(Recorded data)

>> Start

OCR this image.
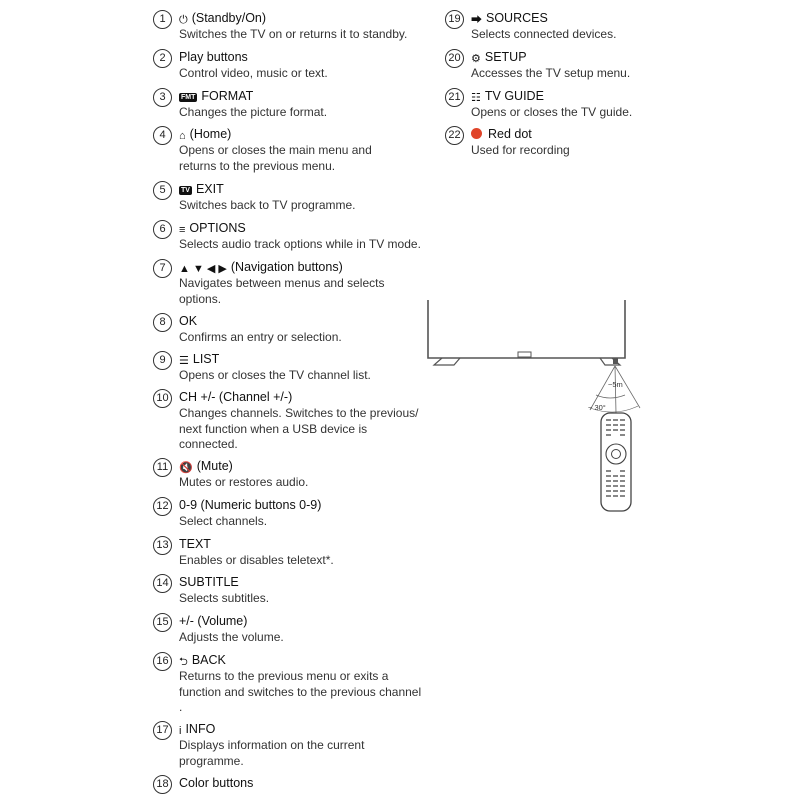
1	⏻ (Standby/On)
Switches the TV on or returns it to standby.
2	Play buttons
Control video, music or text.
3	FMT FORMAT
Changes the picture format.
4	⌂ (Home)
Opens or closes the main menu and
returns to the previous menu.
5	TV EXIT
Switches back to TV programme.
6	≡ OPTIONS
Selects audio track options while in TV mode.
7	▲ ▼ ◀ ▶ (Navigation buttons)
Navigates between menus and selects
options.
8	OK
Confirms an entry or selection.
9	☰ LIST
Opens or closes the TV channel list.
10 CH +/- (Channel +/-)
Changes channels. Switches to the previous/
next function when a USB device is
connected.
11 🔇 (Mute)
Mutes or restores audio.
12 0-9 (Numeric buttons 0-9)
Select channels.
13 TEXT
Enables or disables teletext*.
14 SUBTITLE
Selects subtitles.
15 +/- (Volume)
Adjusts the volume.
16 ⮌ BACK
Returns to the previous menu or exits a
function and switches to the previous channel
.
17 i INFO
Displays information on the current
programme.
18 Color buttons
19 ⮕ SOURCES
Selects connected devices.
20 ⚙ SETUP
Accesses the TV setup menu.
21 ☷ TV GUIDE
Opens or closes the TV guide.
22	Red dot
Used for recording
~5m
~ 30°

>> End

Task to carry out:
Find all lines holding the string "Opens" and copy them.

Answer:
Opens or closes the main menu and
Opens or closes the TV channel list.
Opens or closes the TV guide.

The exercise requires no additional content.